For example, if you wanted to store your history in a file called “~/.my_history”, you would type “export HISTFILE=~/.my_history” into the terminal.

Time format of history command in Ubuntu

The history command won’t display what time the commands were executed by default.

The HISTTIMEFORMAT environment variable can be used to control the time formatting of the history command. This variable allows you to specify the format of the date and time that is displayed when the history command is executed. You can use echo $HISTTIMEFORMAT to get your current time format.

You can change this format by typing the following command into the terminal.

  • %F –> shows Date in the format ‘YYYY-M-D’ (Year-Month-Day)
  • %T –> shows Time in the format ‘HH:MM:S’ (Hour:Minute:Seconds)
  • %d – Day
  • %m – Month
  • %y – Year

Note that you need to enclose the date format in double quotes and add a space at the end of the format string. The space ensures that there is a space between the timestamp and the command in the history output.

Your configuration is only valid for the current session. When you exit the current session, this configuration will be gone.

To make the change permanent, we need to add the export command to the shell configuration file.

echo 'export HISTTIMEFORMAT="%F %T "' >> ~/.bash_profile

Then use the source command to load HISTTIMEFORMAT from the file into the current command prompt:

. ~/.bash_profile


source ~/.bash_profile

Here is one example after our change.

  493  2023-03-18 06:47:27 exit
  494  2023-03-18 06:47:27 whereis ansible
  495  2023-03-18 06:47:27 ansible
  496  2023-03-18 06:47:27 python
  497  2023-03-18 06:47:27 pyhton3
  498  2023-03-18 06:47:27 python3
  499  2023-03-18 06:47:27 apt info ansible
  500  2023-03-18 06:47:27 rpm
  501  2023-03-18 06:47:27 man apt

view commands executed at a specific time in Ubuntu

If you want to view the history of commands that were executed at a specific time, you can combine the grep command.

For example, if you want to view the history of commands that were executed on May 12th, you would type “history |grep 05-12”.

view a specific number of commands in Ubuntu

To use the history command, you simply type “history” into the terminal. This will print a list of all the commands that have been entered into the terminal.

If you want to view a specific number of commands, you can type “history n”, where n is the number of commands you want to view. If you only want to view the last 100 commands that were executed, you would type “history 100”.

**Your task**.
Pick up the guide to Ubuntu's history command after its final sentence and keep writing it.

Excerpts from a dataset

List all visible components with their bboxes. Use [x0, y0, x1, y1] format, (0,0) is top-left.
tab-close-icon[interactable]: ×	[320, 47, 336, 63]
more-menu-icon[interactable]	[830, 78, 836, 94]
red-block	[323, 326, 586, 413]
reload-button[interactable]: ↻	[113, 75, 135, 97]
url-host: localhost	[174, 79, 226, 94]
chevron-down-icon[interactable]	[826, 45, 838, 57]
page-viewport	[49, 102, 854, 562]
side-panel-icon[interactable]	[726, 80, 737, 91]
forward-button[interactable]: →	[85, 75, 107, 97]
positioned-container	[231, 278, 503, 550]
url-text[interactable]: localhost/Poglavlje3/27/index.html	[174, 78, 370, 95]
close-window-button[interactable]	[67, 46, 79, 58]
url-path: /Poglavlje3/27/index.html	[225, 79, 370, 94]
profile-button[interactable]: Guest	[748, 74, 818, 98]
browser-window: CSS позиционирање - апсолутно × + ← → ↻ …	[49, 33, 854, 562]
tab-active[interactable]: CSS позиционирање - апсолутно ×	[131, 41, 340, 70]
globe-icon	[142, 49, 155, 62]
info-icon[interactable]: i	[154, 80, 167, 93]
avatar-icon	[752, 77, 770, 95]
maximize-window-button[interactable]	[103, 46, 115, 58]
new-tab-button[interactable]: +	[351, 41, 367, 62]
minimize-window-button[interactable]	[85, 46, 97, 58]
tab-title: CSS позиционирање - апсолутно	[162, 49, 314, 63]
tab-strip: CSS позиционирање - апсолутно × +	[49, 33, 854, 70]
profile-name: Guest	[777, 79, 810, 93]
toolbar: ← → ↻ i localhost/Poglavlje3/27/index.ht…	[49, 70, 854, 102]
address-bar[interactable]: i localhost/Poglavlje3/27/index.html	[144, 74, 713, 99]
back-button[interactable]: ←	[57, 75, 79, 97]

**Task answer**.
Use grep to find specific commands

The grep command is a powerful tool that can be used to search for specific patterns in files.You can use grep to search through your history file for a particular command.

For example, if you wanted to find all instances of the “ls” command in your history, you would type “grep ls ~/.bash_history”.This will print a list of all the lines in your history file that contain the “ls” command.

How to Increase Bash History Size in Ubuntu

Another possible difficulty with the history command is that it can take up a great deal of disk space if you do not have much disk space for your personal files. To prevent this from happening, you need to use three environment variables and they are HISTFILE, HISTFILESIZE, and HISTSIZE.

  • HISTFILE—/home/<username>/.bash_history
  • HISTSIZE—1000
  • The HISTFILE variable specifies the name and location of your Bash history .bash_history file.
  • The HISTFILESIZE specifies the maximum number of commands that can be stored in a history file..
  • The HISTSIZE variable specifies how many cached commands a shell session should store.

Once you outreach 1000 Ubuntu commands, the oldest commands will be abandoned as new ones are saved.

Let’s see one example. If HISTFILESIZE =2000, HISTSIZE=1000, you will get 1000 commands on the terminal when you run the history command but there are 2000 commands in the history file.

how to delete one command from history command in Ubuntu

To delete one command from your Bash history, you can use the history -d command. For example, if you want to delete the “ls” command from your history, you would get the line number of ls command and type “history -d line number” into the terminal. You can also use vi to delete the line that you want to delete from ~/.bash_history file.

To clear the entire contents of the history file, execute history -c.